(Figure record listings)

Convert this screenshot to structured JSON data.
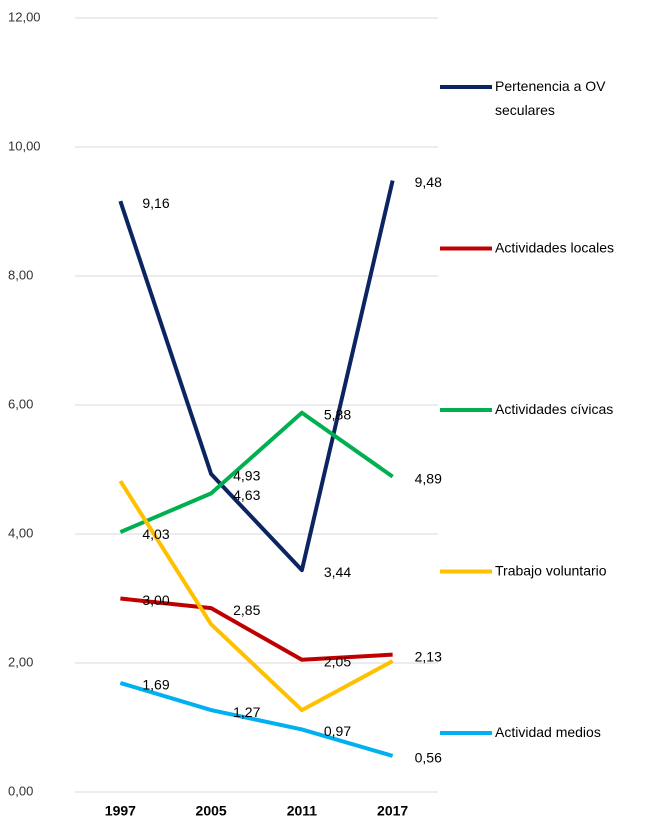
{
  "chart_data": {
    "type": "line",
    "categories": [
      "1997",
      "2005",
      "2011",
      "2017"
    ],
    "ylim": [
      0,
      12
    ],
    "yticks": [
      {
        "value": 0,
        "label": "0,00"
      },
      {
        "value": 2,
        "label": "2,00"
      },
      {
        "value": 4,
        "label": "4,00"
      },
      {
        "value": 6,
        "label": "6,00"
      },
      {
        "value": 8,
        "label": "8,00"
      },
      {
        "value": 10,
        "label": "10,00"
      },
      {
        "value": 12,
        "label": "12,00"
      }
    ],
    "grid": true,
    "legend": "right",
    "series": [
      {
        "name": "Pertenencia a OV seculares",
        "color": "#0c2461",
        "values": [
          9.16,
          4.93,
          3.44,
          9.48
        ],
        "value_labels": [
          "9,16",
          "4,93",
          "3,44",
          "9,48"
        ]
      },
      {
        "name": "Actividades locales",
        "color": "#c00000",
        "values": [
          3.0,
          2.85,
          2.05,
          2.13
        ],
        "value_labels": [
          "3,00",
          "2,85",
          "2,05",
          "2,13"
        ]
      },
      {
        "name": "Actividades cívicas",
        "color": "#00b050",
        "values": [
          4.03,
          4.63,
          5.88,
          4.89
        ],
        "value_labels": [
          "4,03",
          "4,63",
          "5,88",
          "4,89"
        ]
      },
      {
        "name": "Trabajo voluntario",
        "color": "#ffc000",
        "values": [
          4.82,
          2.6,
          1.27,
          2.03
        ]
      },
      {
        "name": "Actividad medios",
        "color": "#00b0f0",
        "values": [
          1.69,
          1.27,
          0.97,
          0.56
        ],
        "value_labels": [
          "1,69",
          "1,27",
          "0,97",
          "0,56"
        ]
      }
    ]
  }
}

● The exercise
Reproduce the material above verbatim; omit every picture.

● Finished task
Convert this screenshot to structured JSON data.
{
  "chart_data": {
    "type": "line",
    "categories": [
      "1997",
      "2005",
      "2011",
      "2017"
    ],
    "ylim": [
      0,
      12
    ],
    "yticks": [
      {
        "value": 0,
        "label": "0,00"
      },
      {
        "value": 2,
        "label": "2,00"
      },
      {
        "value": 4,
        "label": "4,00"
      },
      {
        "value": 6,
        "label": "6,00"
      },
      {
        "value": 8,
        "label": "8,00"
      },
      {
        "value": 10,
        "label": "10,00"
      },
      {
        "value": 12,
        "label": "12,00"
      }
    ],
    "grid": true,
    "legend": "right",
    "series": [
      {
        "name": "Pertenencia a OV seculares",
        "color": "#0c2461",
        "values": [
          9.16,
          4.93,
          3.44,
          9.48
        ],
        "value_labels": [
          "9,16",
          "4,93",
          "3,44",
          "9,48"
        ]
      },
      {
        "name": "Actividades locales",
        "color": "#c00000",
        "values": [
          3.0,
          2.85,
          2.05,
          2.13
        ],
        "value_labels": [
          "3,00",
          "2,85",
          "2,05",
          "2,13"
        ]
      },
      {
        "name": "Actividades cívicas",
        "color": "#00b050",
        "values": [
          4.03,
          4.63,
          5.88,
          4.89
        ],
        "value_labels": [
          "4,03",
          "4,63",
          "5,88",
          "4,89"
        ]
      },
      {
        "name": "Trabajo voluntario",
        "color": "#ffc000",
        "values": [
          4.82,
          2.6,
          1.27,
          2.03
        ]
      },
      {
        "name": "Actividad medios",
        "color": "#00b0f0",
        "values": [
          1.69,
          1.27,
          0.97,
          0.56
        ],
        "value_labels": [
          "1,69",
          "1,27",
          "0,97",
          "0,56"
        ]
      }
    ]
  }
}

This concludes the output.